» Instruction
Retype the whole listing, please, keeping every line exact and dropping the pictures.

» Records shown
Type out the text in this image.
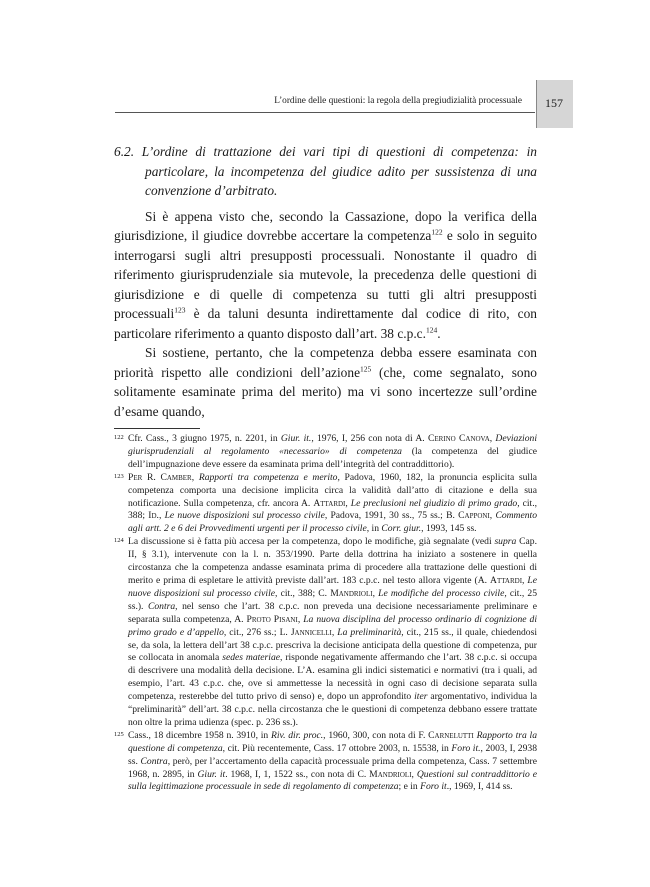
L’ordine delle questioni: la regola della pregiudizialità processuale	157

6.2. L’ordine di trattazione dei vari tipi di questioni di competenza: in particolare, la incompetenza del giudice adito per sussistenza di una convenzione d’arbitrato.

Si è appena visto che, secondo la Cassazione, dopo la verifica della giurisdizione, il giudice dovrebbe accertare la competenza$^{122}$ e solo in seguito interrogarsi sugli altri presupposti processuali. Nonostante il quadro di riferimento giurisprudenziale sia mutevole, la precedenza delle questioni di giurisdizione e di quelle di competenza su tutti gli altri presupposti processuali$^{123}$ è da taluni desunta indirettamente dal codice di rito, con particolare riferimento a quanto disposto dall’art. 38 c.p.c.$^{124}$.

Si sostiene, pertanto, che la competenza debba essere esaminata con priorità rispetto alle condizioni dell’azione$^{125}$ (che, come segnalato, sono solitamente esaminate prima del merito) ma vi sono incertezze sull’ordine d’esame quando,

122 Cfr. Cass., 3 giugno 1975, n. 2201, in Giur. it., 1976, I, 256 con nota di A. Cerino Canova, Deviazioni giurisprudenziali al regolamento «necessario» di competenza (la competenza del giudice dell’impugnazione deve essere da esaminata prima dell’integrità del contraddittorio).

123 Per R. Camber, Rapporti tra competenza e merito, Padova, 1960, 182, la pronuncia esplicita sulla competenza comporta una decisione implicita circa la validità dall’atto di citazione e della sua notificazione. Sulla competenza, cfr. ancora A. Attardi, Le preclusioni nel giudizio di primo grado, cit., 388; Id., Le nuove disposizioni sul processo civile, Padova, 1991, 30 ss., 75 ss.; B. Capponi, Commento agli artt. 2 e 6 dei Provvedimenti urgenti per il processo civile, in Corr. giur., 1993, 145 ss.

124 La discussione si è fatta più accesa per la competenza, dopo le modifiche, già segnalate (vedi supra Cap. II, § 3.1), intervenute con la l. n. 353/1990. Parte della dottrina ha iniziato a sostenere in quella circostanza che la competenza andasse esaminata prima di procedere alla trattazione delle questioni di merito e prima di espletare le attività previste dall’art. 183 c.p.c. nel testo allora vigente (A. Attardi, Le nuove disposizioni sul processo civile, cit., 388; C. Mandrioli, Le modifiche del processo civile, cit., 25 ss.). Contra, nel senso che l’art. 38 c.p.c. non preveda una decisione necessariamente preliminare e separata sulla competenza, A. Proto Pisani, La nuova disciplina del processo ordinario di cognizione di primo grado e d’appello, cit., 276 ss.; L. Jannicelli, La preliminarità, cit., 215 ss., il quale, chiedendosi se, da sola, la lettera dell’art 38 c.p.c. prescriva la decisione anticipata della questione di competenza, pur se collocata in anomala sedes materiae, risponde negativamente affermando che l’art. 38 c.p.c. si occupa di descrivere una modalità della decisione. L’A. esamina gli indici sistematici e normativi (tra i quali, ad esempio, l’art. 43 c.p.c. che, ove si ammettesse la necessità in ogni caso di decisione separata sulla competenza, resterebbe del tutto privo di senso) e, dopo un approfondito iter argomentativo, individua la “preliminarità” dell’art. 38 c.p.c. nella circostanza che le questioni di competenza debbano essere trattate non oltre la prima udienza (spec. p. 236 ss.).

125 Cass., 18 dicembre 1958 n. 3910, in Riv. dir. proc., 1960, 300, con nota di F. Carnelutti Rapporto tra la questione di competenza, cit. Più recentemente, Cass. 17 ottobre 2003, n. 15538, in Foro it., 2003, I, 2938 ss. Contra, però, per l’accertamento della capacità processuale prima della competenza, Cass. 7 settembre 1968, n. 2895, in Giur. it. 1968, I, 1, 1522 ss., con nota di C. Mandrioli, Questioni sul contraddittorio e sulla legittimazione processuale in sede di regolamento di competenza; e in Foro it., 1969, I, 414 ss.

» Written solution
Type out the text in this image.
L’ordine delle questioni: la regola della pregiudizialità processuale	157

6.2. L’ordine di trattazione dei vari tipi di questioni di competenza: in particolare, la incompetenza del giudice adito per sussistenza di una convenzione d’arbitrato.

Si è appena visto che, secondo la Cassazione, dopo la verifica della giurisdizione, il giudice dovrebbe accertare la competenza$^{122}$ e solo in seguito interrogarsi sugli altri presupposti processuali. Nonostante il quadro di riferimento giurisprudenziale sia mutevole, la precedenza delle questioni di giurisdizione e di quelle di competenza su tutti gli altri presupposti processuali$^{123}$ è da taluni desunta indirettamente dal codice di rito, con particolare riferimento a quanto disposto dall’art. 38 c.p.c.$^{124}$.

Si sostiene, pertanto, che la competenza debba essere esaminata con priorità rispetto alle condizioni dell’azione$^{125}$ (che, come segnalato, sono solitamente esaminate prima del merito) ma vi sono incertezze sull’ordine d’esame quando,

122 Cfr. Cass., 3 giugno 1975, n. 2201, in Giur. it., 1976, I, 256 con nota di A. Cerino Canova, Deviazioni giurisprudenziali al regolamento «necessario» di competenza (la competenza del giudice dell’impugnazione deve essere da esaminata prima dell’integrità del contraddittorio).

123 Per R. Camber, Rapporti tra competenza e merito, Padova, 1960, 182, la pronuncia esplicita sulla competenza comporta una decisione implicita circa la validità dall’atto di citazione e della sua notificazione. Sulla competenza, cfr. ancora A. Attardi, Le preclusioni nel giudizio di primo grado, cit., 388; Id., Le nuove disposizioni sul processo civile, Padova, 1991, 30 ss., 75 ss.; B. Capponi, Commento agli artt. 2 e 6 dei Provvedimenti urgenti per il processo civile, in Corr. giur., 1993, 145 ss.

124 La discussione si è fatta più accesa per la competenza, dopo le modifiche, già segnalate (vedi supra Cap. II, § 3.1), intervenute con la l. n. 353/1990. Parte della dottrina ha iniziato a sostenere in quella circostanza che la competenza andasse esaminata prima di procedere alla trattazione delle questioni di merito e prima di espletare le attività previste dall’art. 183 c.p.c. nel testo allora vigente (A. Attardi, Le nuove disposizioni sul processo civile, cit., 388; C. Mandrioli, Le modifiche del processo civile, cit., 25 ss.). Contra, nel senso che l’art. 38 c.p.c. non preveda una decisione necessariamente preliminare e separata sulla competenza, A. Proto Pisani, La nuova disciplina del processo ordinario di cognizione di primo grado e d’appello, cit., 276 ss.; L. Jannicelli, La preliminarità, cit., 215 ss., il quale, chiedendosi se, da sola, la lettera dell’art 38 c.p.c. prescriva la decisione anticipata della questione di competenza, pur se collocata in anomala sedes materiae, risponde negativamente affermando che l’art. 38 c.p.c. si occupa di descrivere una modalità della decisione. L’A. esamina gli indici sistematici e normativi (tra i quali, ad esempio, l’art. 43 c.p.c. che, ove si ammettesse la necessità in ogni caso di decisione separata sulla competenza, resterebbe del tutto privo di senso) e, dopo un approfondito iter argomentativo, individua la “preliminarità” dell’art. 38 c.p.c. nella circostanza che le questioni di competenza debbano essere trattate non oltre la prima udienza (spec. p. 236 ss.).

125 Cass., 18 dicembre 1958 n. 3910, in Riv. dir. proc., 1960, 300, con nota di F. Carnelutti Rapporto tra la questione di competenza, cit. Più recentemente, Cass. 17 ottobre 2003, n. 15538, in Foro it., 2003, I, 2938 ss. Contra, però, per l’accertamento della capacità processuale prima della competenza, Cass. 7 settembre 1968, n. 2895, in Giur. it. 1968, I, 1, 1522 ss., con nota di C. Mandrioli, Questioni sul contraddittorio e sulla legittimazione processuale in sede di regolamento di competenza; e in Foro it., 1969, I, 414 ss.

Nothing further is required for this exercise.